◆ Extracted records:
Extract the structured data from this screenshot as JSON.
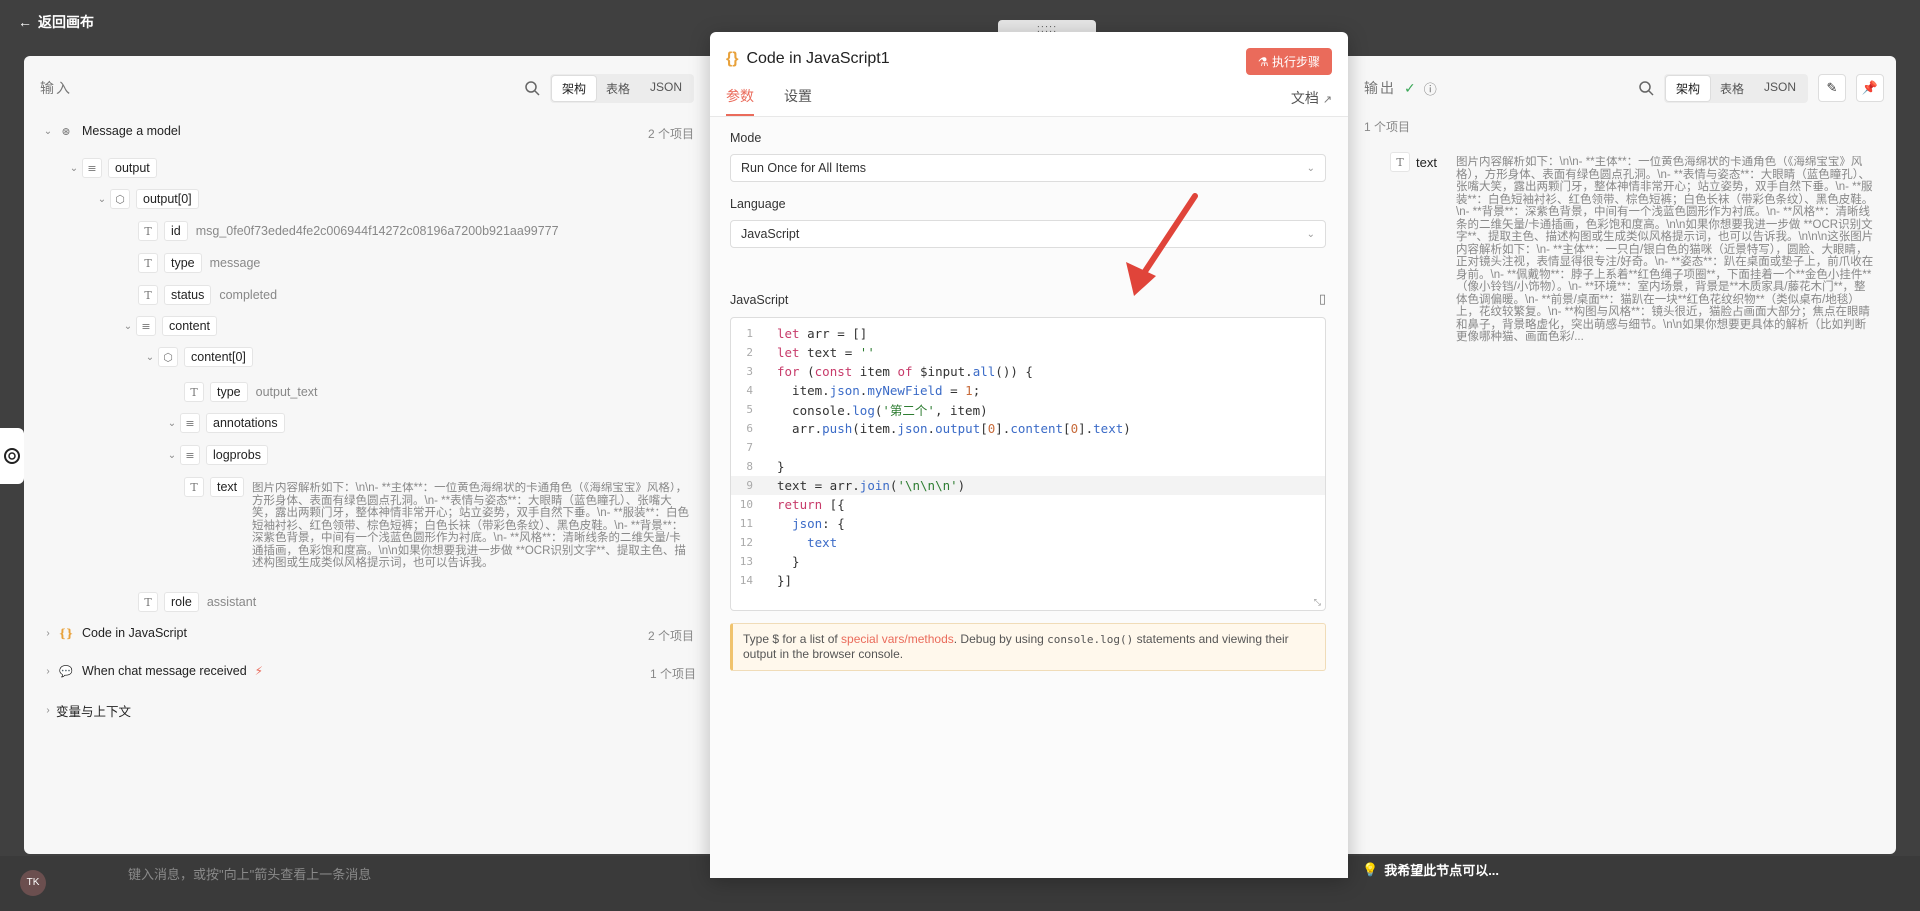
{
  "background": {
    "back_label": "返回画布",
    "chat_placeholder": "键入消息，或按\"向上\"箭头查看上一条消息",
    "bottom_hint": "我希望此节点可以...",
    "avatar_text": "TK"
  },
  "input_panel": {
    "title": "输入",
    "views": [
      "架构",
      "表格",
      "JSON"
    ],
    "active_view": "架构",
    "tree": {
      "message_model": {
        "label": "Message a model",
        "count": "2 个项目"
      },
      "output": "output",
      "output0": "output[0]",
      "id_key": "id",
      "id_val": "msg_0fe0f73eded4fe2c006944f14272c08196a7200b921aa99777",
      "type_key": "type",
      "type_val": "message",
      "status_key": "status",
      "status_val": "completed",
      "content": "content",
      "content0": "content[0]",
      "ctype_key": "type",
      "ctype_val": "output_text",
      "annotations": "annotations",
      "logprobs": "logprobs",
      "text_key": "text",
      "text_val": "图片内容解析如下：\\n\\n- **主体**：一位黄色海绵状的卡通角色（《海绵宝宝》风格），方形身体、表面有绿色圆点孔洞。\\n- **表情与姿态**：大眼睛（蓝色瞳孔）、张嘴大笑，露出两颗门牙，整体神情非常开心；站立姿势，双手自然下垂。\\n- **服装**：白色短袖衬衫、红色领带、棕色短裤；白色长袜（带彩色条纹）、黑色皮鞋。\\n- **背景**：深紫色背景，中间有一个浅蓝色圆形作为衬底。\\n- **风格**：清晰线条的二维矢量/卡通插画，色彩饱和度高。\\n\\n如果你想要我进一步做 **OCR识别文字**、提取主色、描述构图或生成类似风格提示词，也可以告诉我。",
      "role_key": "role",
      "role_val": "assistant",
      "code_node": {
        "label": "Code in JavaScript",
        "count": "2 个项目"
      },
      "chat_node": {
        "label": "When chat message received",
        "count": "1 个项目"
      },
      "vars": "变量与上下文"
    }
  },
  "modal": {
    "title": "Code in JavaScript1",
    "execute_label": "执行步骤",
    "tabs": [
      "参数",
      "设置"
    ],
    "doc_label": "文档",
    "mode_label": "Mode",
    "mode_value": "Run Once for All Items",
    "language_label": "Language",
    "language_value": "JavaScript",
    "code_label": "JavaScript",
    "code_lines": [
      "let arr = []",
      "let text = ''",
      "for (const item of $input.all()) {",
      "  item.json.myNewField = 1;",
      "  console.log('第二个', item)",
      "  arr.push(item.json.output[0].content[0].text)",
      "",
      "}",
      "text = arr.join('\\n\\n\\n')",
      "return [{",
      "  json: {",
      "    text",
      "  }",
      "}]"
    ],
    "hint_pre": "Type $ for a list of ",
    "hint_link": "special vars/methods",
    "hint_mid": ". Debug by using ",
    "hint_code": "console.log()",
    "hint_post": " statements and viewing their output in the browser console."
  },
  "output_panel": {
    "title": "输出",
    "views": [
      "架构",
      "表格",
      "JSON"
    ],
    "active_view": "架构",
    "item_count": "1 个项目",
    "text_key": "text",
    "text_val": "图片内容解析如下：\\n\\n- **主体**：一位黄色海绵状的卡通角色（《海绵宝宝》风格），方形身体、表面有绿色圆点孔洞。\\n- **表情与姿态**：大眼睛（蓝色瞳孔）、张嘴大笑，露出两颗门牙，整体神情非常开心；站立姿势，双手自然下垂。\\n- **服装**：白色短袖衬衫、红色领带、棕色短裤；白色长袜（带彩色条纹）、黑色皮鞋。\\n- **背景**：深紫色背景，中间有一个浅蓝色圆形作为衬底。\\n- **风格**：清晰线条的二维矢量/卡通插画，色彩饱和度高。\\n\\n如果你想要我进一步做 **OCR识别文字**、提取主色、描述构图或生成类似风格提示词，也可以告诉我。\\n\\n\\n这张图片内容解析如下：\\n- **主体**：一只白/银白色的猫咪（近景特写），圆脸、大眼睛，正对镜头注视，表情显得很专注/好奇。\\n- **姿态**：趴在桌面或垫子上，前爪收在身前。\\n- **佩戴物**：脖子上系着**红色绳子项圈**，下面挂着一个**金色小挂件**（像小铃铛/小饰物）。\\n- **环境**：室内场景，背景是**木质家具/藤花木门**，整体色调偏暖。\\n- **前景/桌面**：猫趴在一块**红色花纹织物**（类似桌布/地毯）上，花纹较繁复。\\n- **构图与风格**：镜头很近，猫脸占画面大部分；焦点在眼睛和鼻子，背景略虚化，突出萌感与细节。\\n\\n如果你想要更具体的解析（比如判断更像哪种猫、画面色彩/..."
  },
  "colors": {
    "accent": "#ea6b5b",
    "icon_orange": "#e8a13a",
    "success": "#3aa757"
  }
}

◆ WORK TO DO: Restate the entire listing word for word, excluding pictures.

◆ EXERCISE RESPONSE:
Extract the structured data from this screenshot as JSON.
{
  "background": {
    "back_label": "返回画布",
    "chat_placeholder": "键入消息，或按\"向上\"箭头查看上一条消息",
    "bottom_hint": "我希望此节点可以...",
    "avatar_text": "TK"
  },
  "input_panel": {
    "title": "输入",
    "views": [
      "架构",
      "表格",
      "JSON"
    ],
    "active_view": "架构",
    "tree": {
      "message_model": {
        "label": "Message a model",
        "count": "2 个项目"
      },
      "output": "output",
      "output0": "output[0]",
      "id_key": "id",
      "id_val": "msg_0fe0f73eded4fe2c006944f14272c08196a7200b921aa99777",
      "type_key": "type",
      "type_val": "message",
      "status_key": "status",
      "status_val": "completed",
      "content": "content",
      "content0": "content[0]",
      "ctype_key": "type",
      "ctype_val": "output_text",
      "annotations": "annotations",
      "logprobs": "logprobs",
      "text_key": "text",
      "text_val": "图片内容解析如下：\\n\\n- **主体**：一位黄色海绵状的卡通角色（《海绵宝宝》风格），方形身体、表面有绿色圆点孔洞。\\n- **表情与姿态**：大眼睛（蓝色瞳孔）、张嘴大笑，露出两颗门牙，整体神情非常开心；站立姿势，双手自然下垂。\\n- **服装**：白色短袖衬衫、红色领带、棕色短裤；白色长袜（带彩色条纹）、黑色皮鞋。\\n- **背景**：深紫色背景，中间有一个浅蓝色圆形作为衬底。\\n- **风格**：清晰线条的二维矢量/卡通插画，色彩饱和度高。\\n\\n如果你想要我进一步做 **OCR识别文字**、提取主色、描述构图或生成类似风格提示词，也可以告诉我。",
      "role_key": "role",
      "role_val": "assistant",
      "code_node": {
        "label": "Code in JavaScript",
        "count": "2 个项目"
      },
      "chat_node": {
        "label": "When chat message received",
        "count": "1 个项目"
      },
      "vars": "变量与上下文"
    }
  },
  "modal": {
    "title": "Code in JavaScript1",
    "execute_label": "执行步骤",
    "tabs": [
      "参数",
      "设置"
    ],
    "doc_label": "文档",
    "mode_label": "Mode",
    "mode_value": "Run Once for All Items",
    "language_label": "Language",
    "language_value": "JavaScript",
    "code_label": "JavaScript",
    "code_lines": [
      "let arr = []",
      "let text = ''",
      "for (const item of $input.all()) {",
      "  item.json.myNewField = 1;",
      "  console.log('第二个', item)",
      "  arr.push(item.json.output[0].content[0].text)",
      "",
      "}",
      "text = arr.join('\\n\\n\\n')",
      "return [{",
      "  json: {",
      "    text",
      "  }",
      "}]"
    ],
    "hint_pre": "Type $ for a list of ",
    "hint_link": "special vars/methods",
    "hint_mid": ". Debug by using ",
    "hint_code": "console.log()",
    "hint_post": " statements and viewing their output in the browser console."
  },
  "output_panel": {
    "title": "输出",
    "views": [
      "架构",
      "表格",
      "JSON"
    ],
    "active_view": "架构",
    "item_count": "1 个项目",
    "text_key": "text",
    "text_val": "图片内容解析如下：\\n\\n- **主体**：一位黄色海绵状的卡通角色（《海绵宝宝》风格），方形身体、表面有绿色圆点孔洞。\\n- **表情与姿态**：大眼睛（蓝色瞳孔）、张嘴大笑，露出两颗门牙，整体神情非常开心；站立姿势，双手自然下垂。\\n- **服装**：白色短袖衬衫、红色领带、棕色短裤；白色长袜（带彩色条纹）、黑色皮鞋。\\n- **背景**：深紫色背景，中间有一个浅蓝色圆形作为衬底。\\n- **风格**：清晰线条的二维矢量/卡通插画，色彩饱和度高。\\n\\n如果你想要我进一步做 **OCR识别文字**、提取主色、描述构图或生成类似风格提示词，也可以告诉我。\\n\\n\\n这张图片内容解析如下：\\n- **主体**：一只白/银白色的猫咪（近景特写），圆脸、大眼睛，正对镜头注视，表情显得很专注/好奇。\\n- **姿态**：趴在桌面或垫子上，前爪收在身前。\\n- **佩戴物**：脖子上系着**红色绳子项圈**，下面挂着一个**金色小挂件**（像小铃铛/小饰物）。\\n- **环境**：室内场景，背景是**木质家具/藤花木门**，整体色调偏暖。\\n- **前景/桌面**：猫趴在一块**红色花纹织物**（类似桌布/地毯）上，花纹较繁复。\\n- **构图与风格**：镜头很近，猫脸占画面大部分；焦点在眼睛和鼻子，背景略虚化，突出萌感与细节。\\n\\n如果你想要更具体的解析（比如判断更像哪种猫、画面色彩/..."
  },
  "colors": {
    "accent": "#ea6b5b",
    "icon_orange": "#e8a13a",
    "success": "#3aa757"
  }
}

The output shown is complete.